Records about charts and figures
"""

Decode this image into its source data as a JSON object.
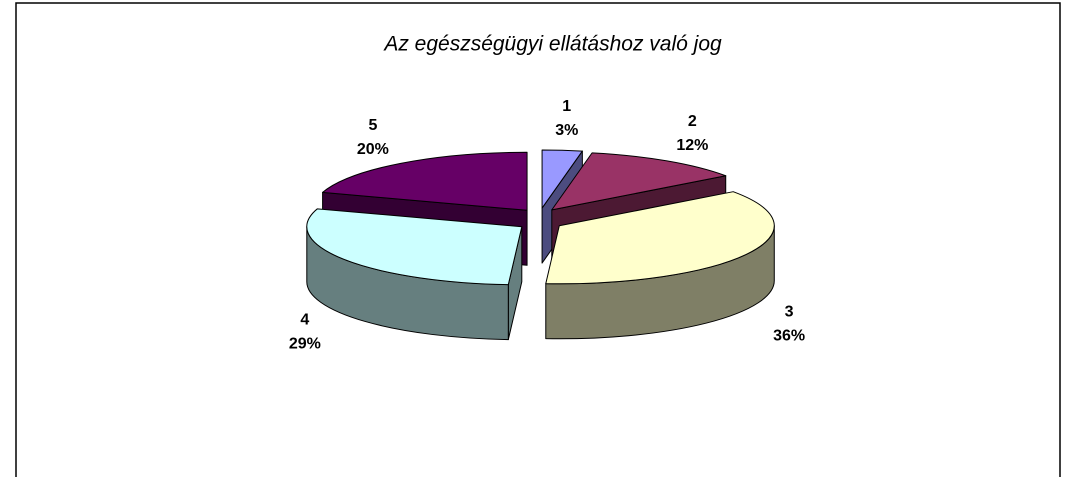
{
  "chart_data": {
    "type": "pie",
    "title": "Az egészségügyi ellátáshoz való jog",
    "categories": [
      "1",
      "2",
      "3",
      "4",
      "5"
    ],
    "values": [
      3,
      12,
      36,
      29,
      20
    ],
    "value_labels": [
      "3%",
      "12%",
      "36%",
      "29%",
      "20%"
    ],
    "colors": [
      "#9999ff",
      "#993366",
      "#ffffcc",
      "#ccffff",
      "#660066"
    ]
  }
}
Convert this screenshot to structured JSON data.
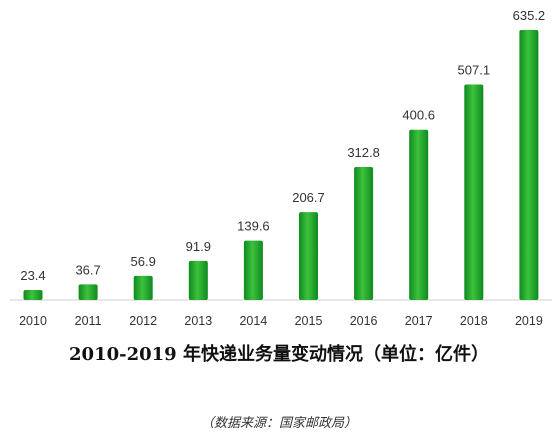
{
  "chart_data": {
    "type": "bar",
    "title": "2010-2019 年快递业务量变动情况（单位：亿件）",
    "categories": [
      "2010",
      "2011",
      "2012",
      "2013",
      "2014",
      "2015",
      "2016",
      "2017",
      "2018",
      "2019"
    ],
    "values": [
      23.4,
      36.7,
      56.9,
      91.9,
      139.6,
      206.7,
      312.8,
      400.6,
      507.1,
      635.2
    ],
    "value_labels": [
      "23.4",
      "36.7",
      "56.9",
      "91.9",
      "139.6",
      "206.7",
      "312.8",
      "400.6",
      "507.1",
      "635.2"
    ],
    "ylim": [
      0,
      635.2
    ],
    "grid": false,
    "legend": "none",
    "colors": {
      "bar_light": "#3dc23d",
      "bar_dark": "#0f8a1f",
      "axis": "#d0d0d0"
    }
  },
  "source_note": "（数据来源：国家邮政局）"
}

"""
"""

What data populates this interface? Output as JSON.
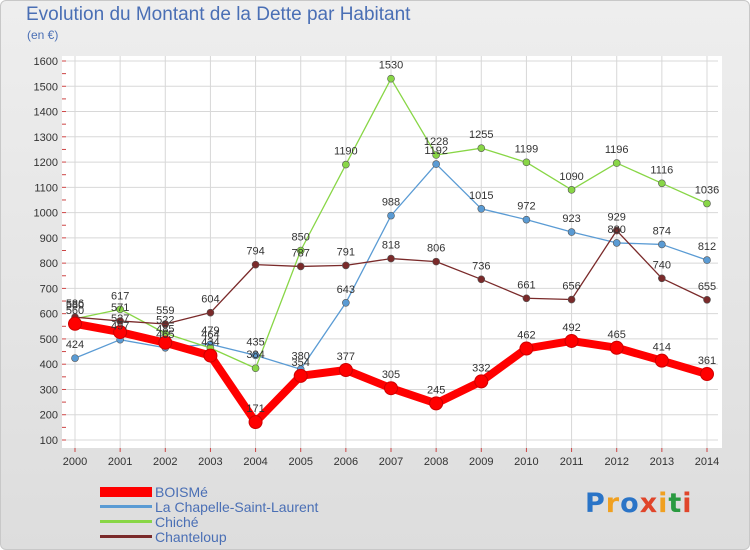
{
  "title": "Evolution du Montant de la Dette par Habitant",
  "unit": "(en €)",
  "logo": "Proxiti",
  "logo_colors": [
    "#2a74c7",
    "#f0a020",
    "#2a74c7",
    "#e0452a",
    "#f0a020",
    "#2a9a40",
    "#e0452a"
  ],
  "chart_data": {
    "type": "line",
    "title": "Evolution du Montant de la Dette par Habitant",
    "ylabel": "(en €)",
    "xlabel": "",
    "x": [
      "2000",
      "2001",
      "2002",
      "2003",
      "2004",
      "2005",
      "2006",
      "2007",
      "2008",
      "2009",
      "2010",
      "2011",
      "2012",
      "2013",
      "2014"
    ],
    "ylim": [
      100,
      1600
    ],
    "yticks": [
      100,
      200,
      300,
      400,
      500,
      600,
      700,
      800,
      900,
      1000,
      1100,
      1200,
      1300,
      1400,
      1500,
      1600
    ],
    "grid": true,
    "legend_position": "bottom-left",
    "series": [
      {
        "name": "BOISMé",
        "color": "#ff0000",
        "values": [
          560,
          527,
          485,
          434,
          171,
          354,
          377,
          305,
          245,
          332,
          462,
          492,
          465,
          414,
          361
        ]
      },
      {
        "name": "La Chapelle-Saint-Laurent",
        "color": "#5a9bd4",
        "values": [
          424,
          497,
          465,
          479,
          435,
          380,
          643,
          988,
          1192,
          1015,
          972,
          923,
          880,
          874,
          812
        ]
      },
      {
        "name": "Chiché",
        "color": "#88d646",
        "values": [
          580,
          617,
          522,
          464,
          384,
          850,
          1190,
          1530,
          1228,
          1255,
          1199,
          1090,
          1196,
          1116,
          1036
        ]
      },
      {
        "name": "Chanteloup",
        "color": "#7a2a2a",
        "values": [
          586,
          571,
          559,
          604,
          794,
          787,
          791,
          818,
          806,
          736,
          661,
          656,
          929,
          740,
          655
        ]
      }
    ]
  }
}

"""

THE EXERCISE →
From the data above, copy each line that holds "title".

RESULT FOR THIS EXERCISE →
    "title": "Az egészségügyi ellátáshoz való jog",
    "title": "2010-2019 年快递业务量变动情况（单位：亿件）",
  "title": "Evolution du Montant de la Dette par Habitant",
    "title": "Evolution du Montant de la Dette par Habitant",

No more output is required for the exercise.